**Exercise objective**.
Copy out each line exactly; pictures stay out of the copy.

───── Dataset extract

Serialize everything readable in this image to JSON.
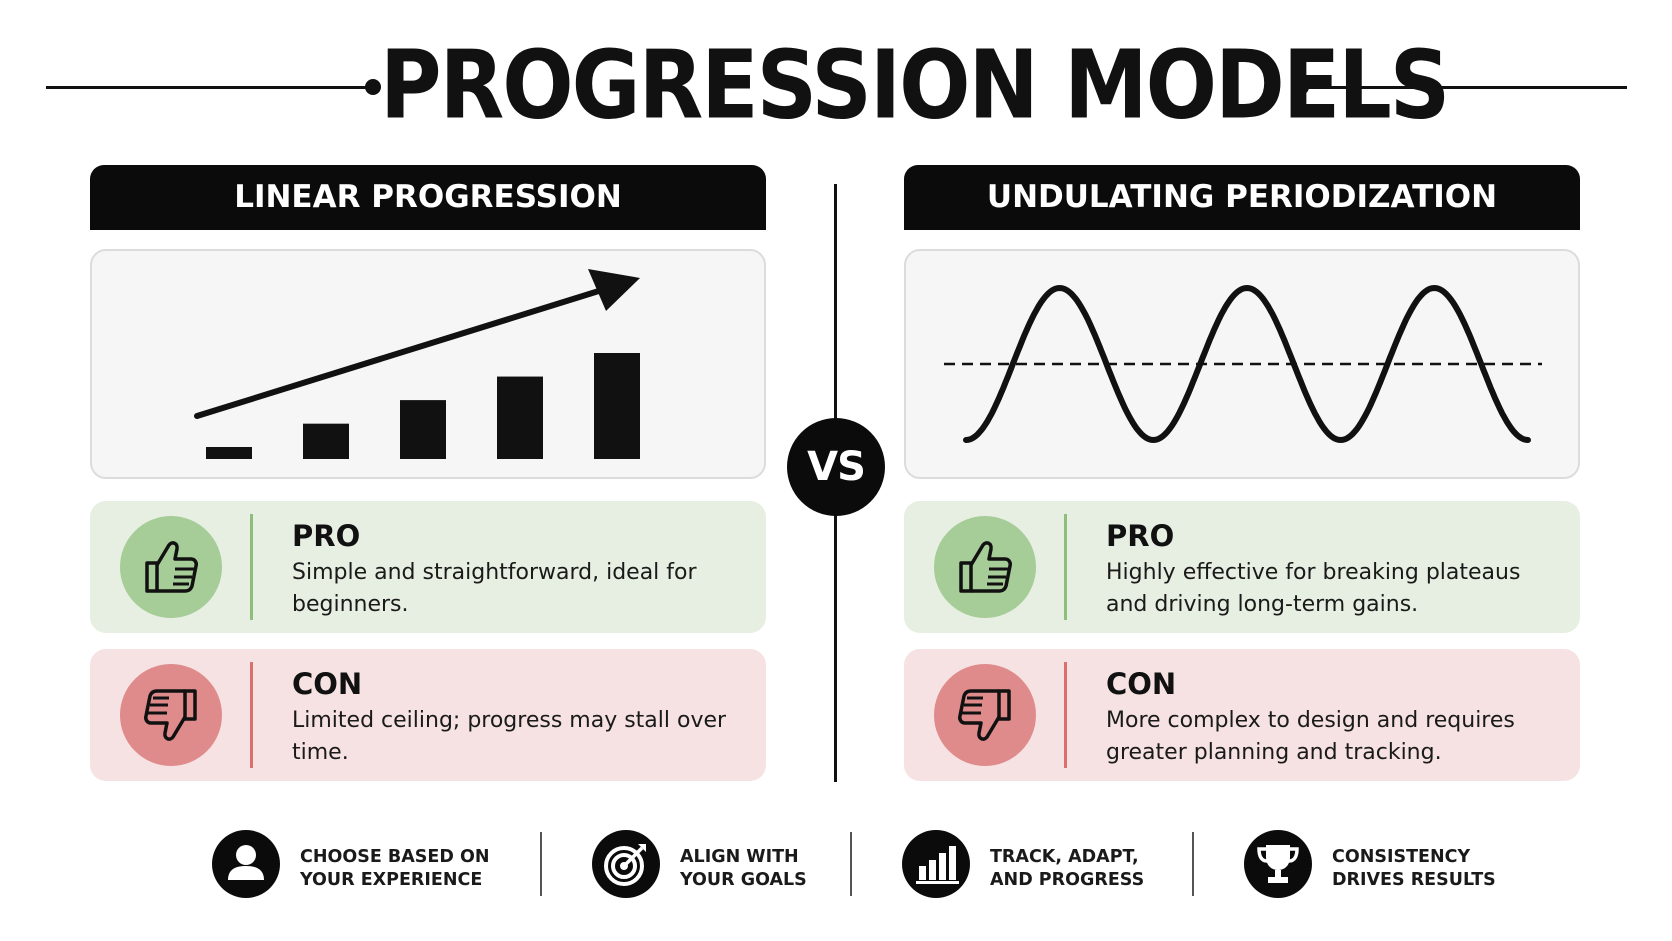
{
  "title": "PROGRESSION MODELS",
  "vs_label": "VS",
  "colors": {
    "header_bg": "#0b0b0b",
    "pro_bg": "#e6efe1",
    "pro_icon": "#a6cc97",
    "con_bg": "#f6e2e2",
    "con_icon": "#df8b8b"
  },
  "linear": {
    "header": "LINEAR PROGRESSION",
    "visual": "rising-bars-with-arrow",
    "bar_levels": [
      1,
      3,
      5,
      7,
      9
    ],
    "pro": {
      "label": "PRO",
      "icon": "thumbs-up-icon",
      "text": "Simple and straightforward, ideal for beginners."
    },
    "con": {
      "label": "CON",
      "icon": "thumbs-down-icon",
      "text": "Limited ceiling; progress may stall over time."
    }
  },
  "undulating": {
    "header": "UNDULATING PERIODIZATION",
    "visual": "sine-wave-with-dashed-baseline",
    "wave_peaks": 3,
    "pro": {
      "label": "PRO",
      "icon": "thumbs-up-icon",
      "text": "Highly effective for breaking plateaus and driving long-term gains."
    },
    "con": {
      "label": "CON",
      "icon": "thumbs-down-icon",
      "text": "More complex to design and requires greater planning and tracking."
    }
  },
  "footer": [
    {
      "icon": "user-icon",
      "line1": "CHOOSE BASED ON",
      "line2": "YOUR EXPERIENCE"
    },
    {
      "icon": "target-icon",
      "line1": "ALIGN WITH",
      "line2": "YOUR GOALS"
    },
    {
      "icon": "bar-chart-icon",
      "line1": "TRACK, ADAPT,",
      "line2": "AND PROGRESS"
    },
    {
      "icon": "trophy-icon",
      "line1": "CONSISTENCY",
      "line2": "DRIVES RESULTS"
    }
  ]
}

──────────

**Solution to the exercise**.
Serialize everything readable in this image to JSON.
{
  "title": "PROGRESSION MODELS",
  "vs_label": "VS",
  "colors": {
    "header_bg": "#0b0b0b",
    "pro_bg": "#e6efe1",
    "pro_icon": "#a6cc97",
    "con_bg": "#f6e2e2",
    "con_icon": "#df8b8b"
  },
  "linear": {
    "header": "LINEAR PROGRESSION",
    "visual": "rising-bars-with-arrow",
    "bar_levels": [
      1,
      3,
      5,
      7,
      9
    ],
    "pro": {
      "label": "PRO",
      "icon": "thumbs-up-icon",
      "text": "Simple and straightforward, ideal for beginners."
    },
    "con": {
      "label": "CON",
      "icon": "thumbs-down-icon",
      "text": "Limited ceiling; progress may stall over time."
    }
  },
  "undulating": {
    "header": "UNDULATING PERIODIZATION",
    "visual": "sine-wave-with-dashed-baseline",
    "wave_peaks": 3,
    "pro": {
      "label": "PRO",
      "icon": "thumbs-up-icon",
      "text": "Highly effective for breaking plateaus and driving long-term gains."
    },
    "con": {
      "label": "CON",
      "icon": "thumbs-down-icon",
      "text": "More complex to design and requires greater planning and tracking."
    }
  },
  "footer": [
    {
      "icon": "user-icon",
      "line1": "CHOOSE BASED ON",
      "line2": "YOUR EXPERIENCE"
    },
    {
      "icon": "target-icon",
      "line1": "ALIGN WITH",
      "line2": "YOUR GOALS"
    },
    {
      "icon": "bar-chart-icon",
      "line1": "TRACK, ADAPT,",
      "line2": "AND PROGRESS"
    },
    {
      "icon": "trophy-icon",
      "line1": "CONSISTENCY",
      "line2": "DRIVES RESULTS"
    }
  ]
}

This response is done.